## START Available records
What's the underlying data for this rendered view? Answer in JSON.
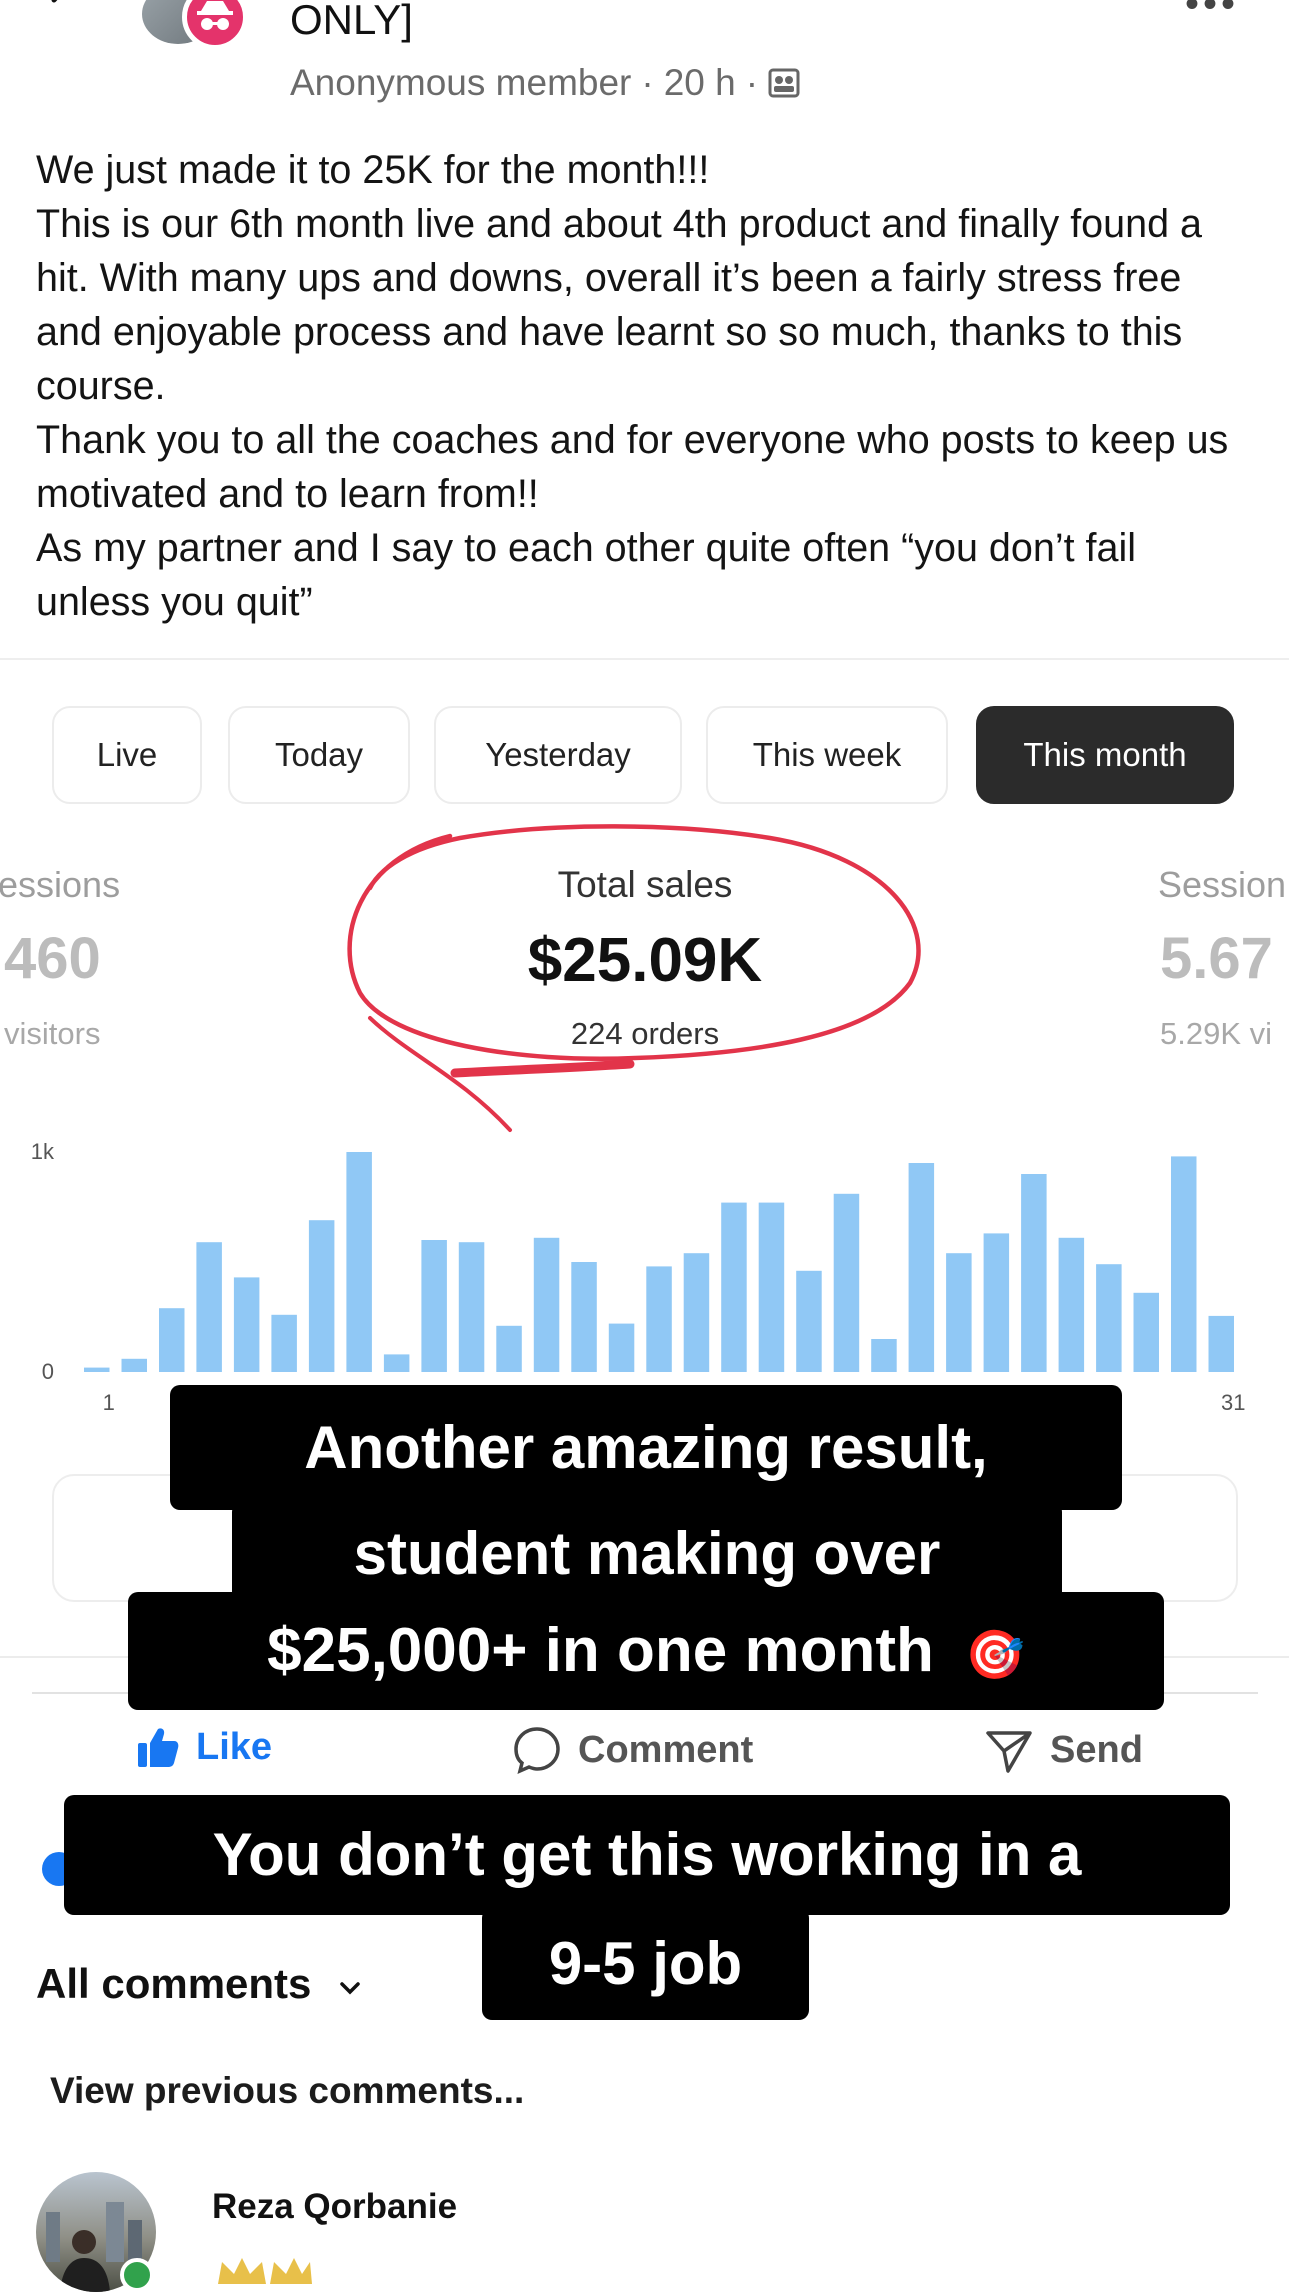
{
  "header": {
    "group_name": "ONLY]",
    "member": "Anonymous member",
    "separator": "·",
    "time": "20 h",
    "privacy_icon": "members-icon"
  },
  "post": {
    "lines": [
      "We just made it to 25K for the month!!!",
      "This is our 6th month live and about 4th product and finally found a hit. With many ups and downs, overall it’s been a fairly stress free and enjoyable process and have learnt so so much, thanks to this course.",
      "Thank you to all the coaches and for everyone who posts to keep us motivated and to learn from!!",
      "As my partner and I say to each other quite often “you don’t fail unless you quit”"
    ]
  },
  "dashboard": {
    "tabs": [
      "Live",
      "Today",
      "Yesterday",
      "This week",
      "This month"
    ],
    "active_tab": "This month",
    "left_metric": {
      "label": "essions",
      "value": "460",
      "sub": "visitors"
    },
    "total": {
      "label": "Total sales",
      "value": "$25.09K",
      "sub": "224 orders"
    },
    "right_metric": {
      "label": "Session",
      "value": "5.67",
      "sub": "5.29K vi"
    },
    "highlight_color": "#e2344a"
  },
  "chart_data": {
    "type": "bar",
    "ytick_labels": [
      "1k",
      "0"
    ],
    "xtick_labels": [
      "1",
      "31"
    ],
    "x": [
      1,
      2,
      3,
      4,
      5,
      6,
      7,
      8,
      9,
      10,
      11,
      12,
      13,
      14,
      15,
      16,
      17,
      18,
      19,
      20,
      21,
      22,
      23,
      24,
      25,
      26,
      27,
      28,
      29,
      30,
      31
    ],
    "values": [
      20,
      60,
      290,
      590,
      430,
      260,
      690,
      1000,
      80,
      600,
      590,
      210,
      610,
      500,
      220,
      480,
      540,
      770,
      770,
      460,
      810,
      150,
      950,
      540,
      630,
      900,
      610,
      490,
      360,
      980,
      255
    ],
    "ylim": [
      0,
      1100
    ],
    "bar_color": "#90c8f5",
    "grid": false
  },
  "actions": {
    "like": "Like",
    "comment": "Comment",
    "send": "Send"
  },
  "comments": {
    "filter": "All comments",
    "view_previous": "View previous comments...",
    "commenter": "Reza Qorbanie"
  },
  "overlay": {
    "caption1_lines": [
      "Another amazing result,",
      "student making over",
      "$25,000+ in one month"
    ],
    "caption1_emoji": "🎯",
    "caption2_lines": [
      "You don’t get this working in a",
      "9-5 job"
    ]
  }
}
## END Available records
## START Available records
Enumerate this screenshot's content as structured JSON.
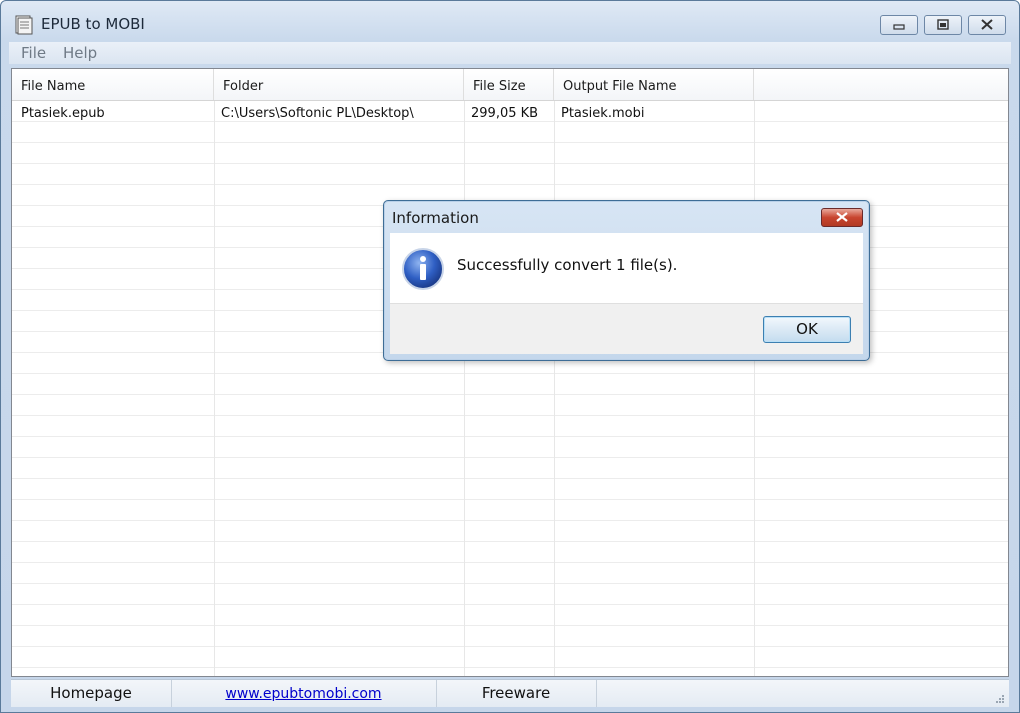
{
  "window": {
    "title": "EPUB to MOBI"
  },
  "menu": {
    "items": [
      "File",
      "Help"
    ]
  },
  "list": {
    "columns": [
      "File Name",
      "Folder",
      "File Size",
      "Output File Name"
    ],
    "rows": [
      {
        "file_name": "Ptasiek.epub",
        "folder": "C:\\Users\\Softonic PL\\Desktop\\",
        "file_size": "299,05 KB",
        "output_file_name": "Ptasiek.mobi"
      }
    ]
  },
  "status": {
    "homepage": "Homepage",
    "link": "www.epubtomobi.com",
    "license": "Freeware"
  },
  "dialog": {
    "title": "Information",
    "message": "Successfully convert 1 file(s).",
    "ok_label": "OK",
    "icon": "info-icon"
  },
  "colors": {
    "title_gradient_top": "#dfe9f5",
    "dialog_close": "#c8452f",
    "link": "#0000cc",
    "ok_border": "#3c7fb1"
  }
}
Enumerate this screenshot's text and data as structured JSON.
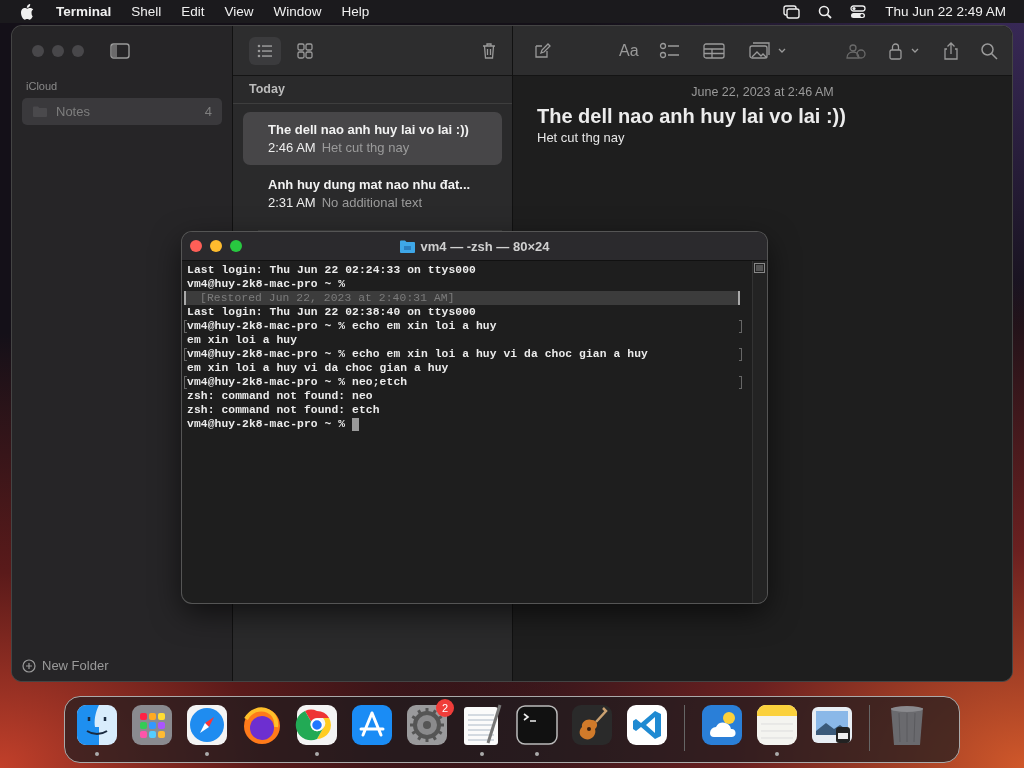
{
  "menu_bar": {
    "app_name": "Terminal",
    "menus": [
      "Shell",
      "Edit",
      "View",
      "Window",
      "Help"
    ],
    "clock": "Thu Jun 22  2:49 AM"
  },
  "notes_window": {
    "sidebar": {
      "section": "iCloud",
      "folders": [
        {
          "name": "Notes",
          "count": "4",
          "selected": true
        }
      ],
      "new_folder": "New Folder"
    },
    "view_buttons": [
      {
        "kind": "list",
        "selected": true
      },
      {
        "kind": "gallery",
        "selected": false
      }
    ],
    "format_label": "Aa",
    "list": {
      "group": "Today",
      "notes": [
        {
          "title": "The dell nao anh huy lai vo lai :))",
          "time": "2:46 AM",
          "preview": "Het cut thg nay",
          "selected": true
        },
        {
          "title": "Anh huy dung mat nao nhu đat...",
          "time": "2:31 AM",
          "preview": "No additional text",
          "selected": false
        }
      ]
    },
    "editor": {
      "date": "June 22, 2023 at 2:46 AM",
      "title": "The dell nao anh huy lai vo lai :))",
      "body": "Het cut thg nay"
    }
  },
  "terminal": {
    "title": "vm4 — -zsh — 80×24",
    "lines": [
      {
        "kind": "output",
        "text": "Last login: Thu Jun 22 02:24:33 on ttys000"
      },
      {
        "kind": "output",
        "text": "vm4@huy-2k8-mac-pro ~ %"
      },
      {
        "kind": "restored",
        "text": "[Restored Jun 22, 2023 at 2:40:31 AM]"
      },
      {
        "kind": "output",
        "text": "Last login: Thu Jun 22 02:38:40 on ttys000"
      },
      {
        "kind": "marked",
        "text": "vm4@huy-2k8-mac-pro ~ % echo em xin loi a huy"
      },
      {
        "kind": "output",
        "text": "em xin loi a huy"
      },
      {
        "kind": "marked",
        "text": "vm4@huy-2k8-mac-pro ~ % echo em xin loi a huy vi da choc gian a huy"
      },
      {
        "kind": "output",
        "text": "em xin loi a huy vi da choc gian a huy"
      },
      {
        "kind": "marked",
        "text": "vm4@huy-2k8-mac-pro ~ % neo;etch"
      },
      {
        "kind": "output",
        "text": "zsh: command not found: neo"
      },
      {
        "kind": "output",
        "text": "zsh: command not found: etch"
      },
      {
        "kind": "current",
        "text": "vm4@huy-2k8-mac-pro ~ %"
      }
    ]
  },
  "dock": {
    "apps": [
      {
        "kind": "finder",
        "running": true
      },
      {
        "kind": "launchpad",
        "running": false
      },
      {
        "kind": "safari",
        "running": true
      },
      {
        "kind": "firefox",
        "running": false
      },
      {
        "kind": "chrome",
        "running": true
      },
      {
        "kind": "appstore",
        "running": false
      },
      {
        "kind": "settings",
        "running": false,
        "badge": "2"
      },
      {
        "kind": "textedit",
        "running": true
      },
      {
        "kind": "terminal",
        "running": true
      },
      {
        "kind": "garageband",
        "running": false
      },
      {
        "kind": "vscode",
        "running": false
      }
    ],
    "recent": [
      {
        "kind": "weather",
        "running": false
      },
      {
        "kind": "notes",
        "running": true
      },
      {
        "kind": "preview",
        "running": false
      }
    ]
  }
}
## END Available records
Task instructions
How many of these lines contain "login"? Write only the number.

The result
2